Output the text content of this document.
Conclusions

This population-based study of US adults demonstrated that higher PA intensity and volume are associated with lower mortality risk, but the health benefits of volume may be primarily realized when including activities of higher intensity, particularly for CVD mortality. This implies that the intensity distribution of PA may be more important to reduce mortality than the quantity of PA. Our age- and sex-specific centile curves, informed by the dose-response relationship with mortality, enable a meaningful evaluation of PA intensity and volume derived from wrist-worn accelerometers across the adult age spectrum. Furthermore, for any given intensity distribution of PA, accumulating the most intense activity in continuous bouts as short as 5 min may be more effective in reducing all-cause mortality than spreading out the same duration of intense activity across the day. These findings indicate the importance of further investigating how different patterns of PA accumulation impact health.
..............................
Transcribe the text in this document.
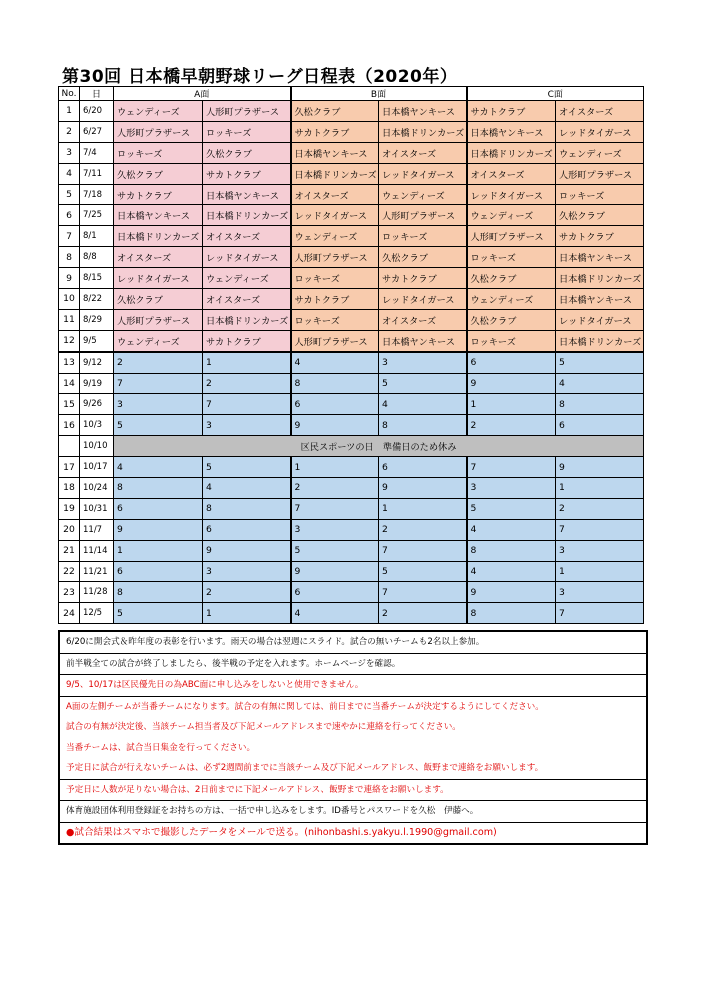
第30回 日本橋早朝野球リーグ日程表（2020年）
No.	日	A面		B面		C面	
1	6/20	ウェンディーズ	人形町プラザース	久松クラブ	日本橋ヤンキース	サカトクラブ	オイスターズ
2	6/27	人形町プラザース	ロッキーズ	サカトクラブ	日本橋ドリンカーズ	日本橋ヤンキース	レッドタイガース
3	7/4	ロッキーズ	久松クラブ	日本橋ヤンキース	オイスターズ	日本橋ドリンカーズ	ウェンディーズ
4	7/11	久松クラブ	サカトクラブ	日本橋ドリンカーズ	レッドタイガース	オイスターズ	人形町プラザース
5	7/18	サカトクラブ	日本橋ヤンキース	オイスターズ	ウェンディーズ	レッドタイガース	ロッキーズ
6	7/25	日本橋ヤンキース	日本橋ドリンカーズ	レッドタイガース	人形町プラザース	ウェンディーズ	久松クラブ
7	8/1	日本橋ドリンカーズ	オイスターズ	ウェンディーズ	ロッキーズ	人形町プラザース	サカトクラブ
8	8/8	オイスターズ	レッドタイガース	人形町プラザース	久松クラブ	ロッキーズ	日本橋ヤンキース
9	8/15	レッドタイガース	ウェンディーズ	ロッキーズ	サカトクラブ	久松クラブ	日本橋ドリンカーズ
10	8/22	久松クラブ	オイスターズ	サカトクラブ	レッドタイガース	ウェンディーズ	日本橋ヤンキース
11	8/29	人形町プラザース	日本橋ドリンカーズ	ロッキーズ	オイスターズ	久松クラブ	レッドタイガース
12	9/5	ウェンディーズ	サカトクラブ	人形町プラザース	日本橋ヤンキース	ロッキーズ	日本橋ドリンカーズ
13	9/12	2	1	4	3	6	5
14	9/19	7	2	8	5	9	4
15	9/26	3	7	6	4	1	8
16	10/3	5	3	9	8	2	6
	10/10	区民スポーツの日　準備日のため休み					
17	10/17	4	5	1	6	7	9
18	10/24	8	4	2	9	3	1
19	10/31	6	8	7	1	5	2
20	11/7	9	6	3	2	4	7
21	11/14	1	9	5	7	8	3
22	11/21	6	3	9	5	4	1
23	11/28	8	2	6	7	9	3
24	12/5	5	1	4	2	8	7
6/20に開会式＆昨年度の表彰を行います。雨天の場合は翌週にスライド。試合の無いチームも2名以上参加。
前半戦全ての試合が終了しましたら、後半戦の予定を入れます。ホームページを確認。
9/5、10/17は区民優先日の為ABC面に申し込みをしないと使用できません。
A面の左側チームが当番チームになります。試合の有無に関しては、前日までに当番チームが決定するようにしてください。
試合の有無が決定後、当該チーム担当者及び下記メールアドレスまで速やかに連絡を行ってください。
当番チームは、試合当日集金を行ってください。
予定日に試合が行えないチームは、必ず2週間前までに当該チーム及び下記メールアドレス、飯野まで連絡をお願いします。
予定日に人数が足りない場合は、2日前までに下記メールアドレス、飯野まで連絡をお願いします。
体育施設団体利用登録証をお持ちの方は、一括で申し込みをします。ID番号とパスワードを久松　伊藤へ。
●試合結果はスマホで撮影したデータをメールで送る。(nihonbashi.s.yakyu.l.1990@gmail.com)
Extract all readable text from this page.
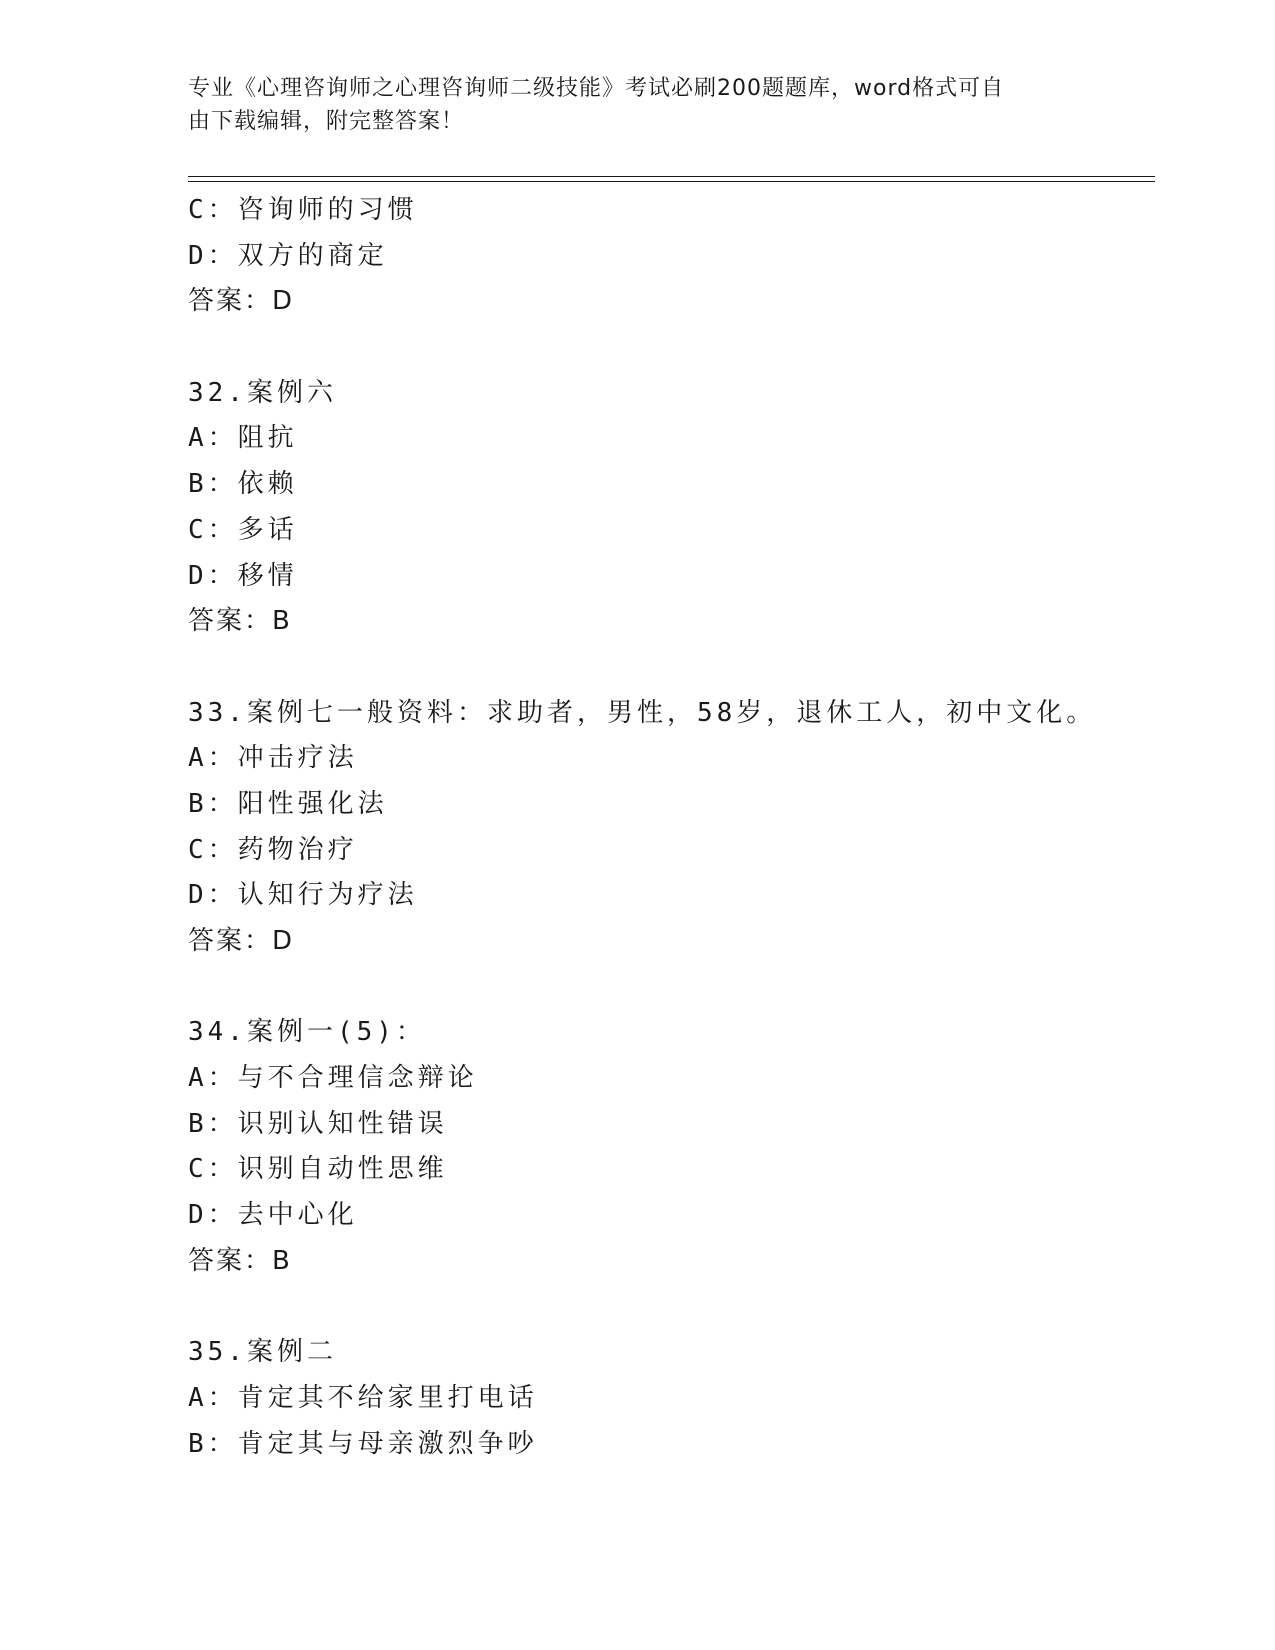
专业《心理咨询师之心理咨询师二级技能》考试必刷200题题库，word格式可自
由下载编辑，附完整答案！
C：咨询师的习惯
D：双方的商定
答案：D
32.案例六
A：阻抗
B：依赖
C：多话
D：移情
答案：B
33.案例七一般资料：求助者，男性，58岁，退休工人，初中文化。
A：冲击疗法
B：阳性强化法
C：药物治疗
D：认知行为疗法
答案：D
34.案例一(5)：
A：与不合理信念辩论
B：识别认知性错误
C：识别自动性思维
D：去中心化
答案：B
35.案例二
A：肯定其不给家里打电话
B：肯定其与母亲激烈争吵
..............................
> [The request]: Pull out every line of the records that includes the string "オイスターズ".

> [Response]:
1	6/20	ウェンディーズ	人形町プラザース	久松クラブ	日本橋ヤンキース	サカトクラブ	オイスターズ
3	7/4	ロッキーズ	久松クラブ	日本橋ヤンキース	オイスターズ	日本橋ドリンカーズ	ウェンディーズ
4	7/11	久松クラブ	サカトクラブ	日本橋ドリンカーズ	レッドタイガース	オイスターズ	人形町プラザース
5	7/18	サカトクラブ	日本橋ヤンキース	オイスターズ	ウェンディーズ	レッドタイガース	ロッキーズ
7	8/1	日本橋ドリンカーズ	オイスターズ	ウェンディーズ	ロッキーズ	人形町プラザース	サカトクラブ
8	8/8	オイスターズ	レッドタイガース	人形町プラザース	久松クラブ	ロッキーズ	日本橋ヤンキース
10	8/22	久松クラブ	オイスターズ	サカトクラブ	レッドタイガース	ウェンディーズ	日本橋ヤンキース
11	8/29	人形町プラザース	日本橋ドリンカーズ	ロッキーズ	オイスターズ	久松クラブ	レッドタイガース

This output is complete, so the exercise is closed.